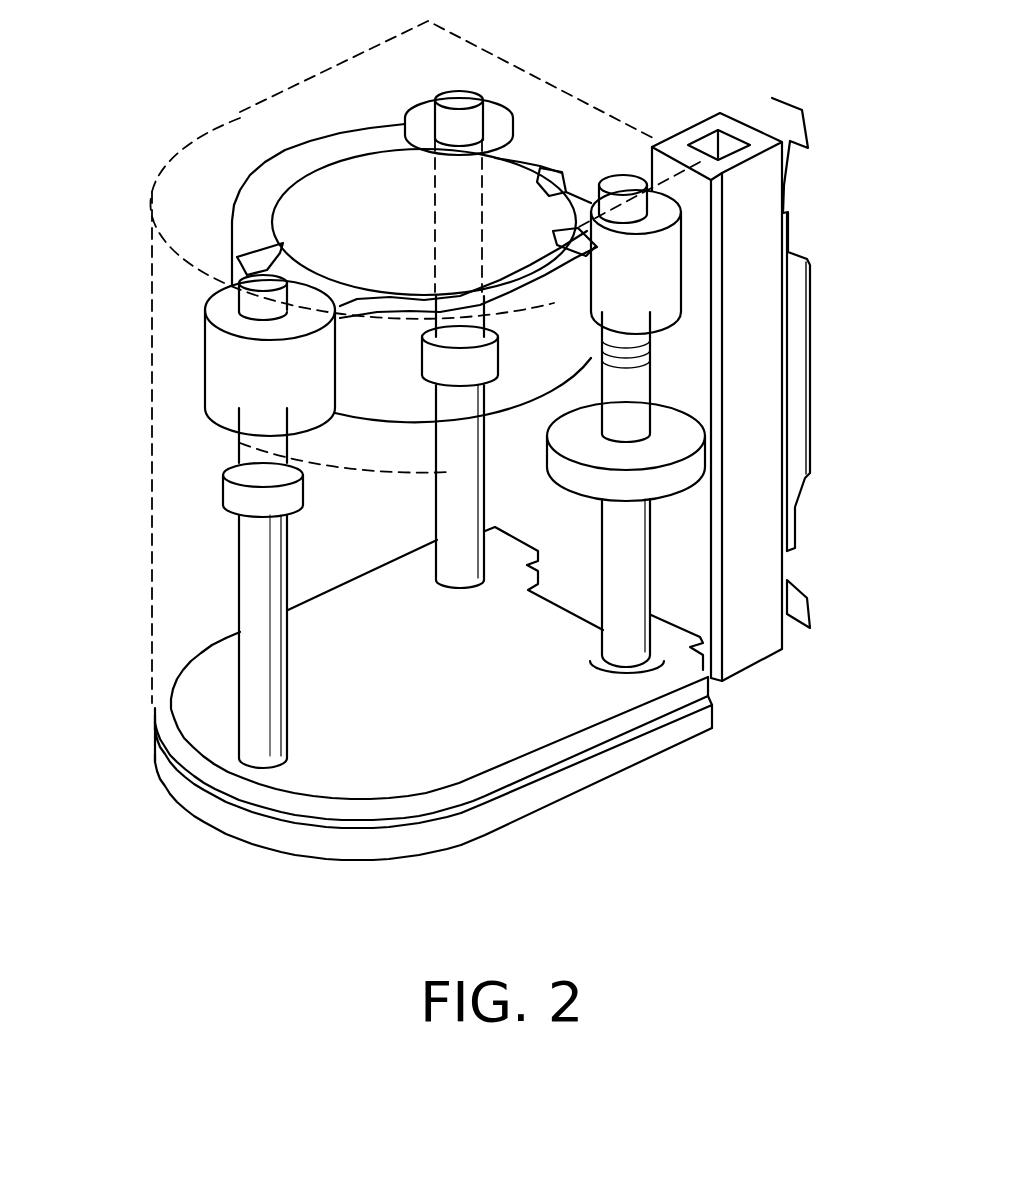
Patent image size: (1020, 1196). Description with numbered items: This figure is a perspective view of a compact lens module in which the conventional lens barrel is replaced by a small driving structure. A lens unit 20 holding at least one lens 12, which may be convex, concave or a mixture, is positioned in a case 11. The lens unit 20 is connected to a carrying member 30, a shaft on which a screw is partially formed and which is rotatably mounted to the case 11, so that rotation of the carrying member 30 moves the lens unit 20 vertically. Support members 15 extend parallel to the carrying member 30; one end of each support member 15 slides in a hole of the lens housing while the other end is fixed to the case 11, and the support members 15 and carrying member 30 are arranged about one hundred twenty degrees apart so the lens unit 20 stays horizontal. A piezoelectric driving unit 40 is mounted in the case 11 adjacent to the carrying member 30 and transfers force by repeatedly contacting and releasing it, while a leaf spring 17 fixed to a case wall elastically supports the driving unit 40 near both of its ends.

The case 11 is at (433, 739).
The lens 12 is at (318, 185).
The support member 15 is at (384, 429).
The spring 17 is at (845, 363).
The lens unit 20 is at (358, 267).
The carrying member 30 is at (658, 744).
The driving unit 40 is at (748, 425).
-=-=-=-=-
### SHORT TASK
Set down the whole listing above word for word, leaving out the picture.

### SOLUTION FOR THIS PROBLEM
Patent image size: (1020, 1196). Description with numbered items: This figure is a perspective view of a compact lens module in which the conventional lens barrel is replaced by a small driving structure. A lens unit 20 holding at least one lens 12, which may be convex, concave or a mixture, is positioned in a case 11. The lens unit 20 is connected to a carrying member 30, a shaft on which a screw is partially formed and which is rotatably mounted to the case 11, so that rotation of the carrying member 30 moves the lens unit 20 vertically. Support members 15 extend parallel to the carrying member 30; one end of each support member 15 slides in a hole of the lens housing while the other end is fixed to the case 11, and the support members 15 and carrying member 30 are arranged about one hundred twenty degrees apart so the lens unit 20 stays horizontal. A piezoelectric driving unit 40 is mounted in the case 11 adjacent to the carrying member 30 and transfers force by repeatedly contacting and releasing it, while a leaf spring 17 fixed to a case wall elastically supports the driving unit 40 near both of its ends.

The case 11 is at (433, 739).
The lens 12 is at (318, 185).
The support member 15 is at (384, 429).
The spring 17 is at (845, 363).
The lens unit 20 is at (358, 267).
The carrying member 30 is at (658, 744).
The driving unit 40 is at (748, 425).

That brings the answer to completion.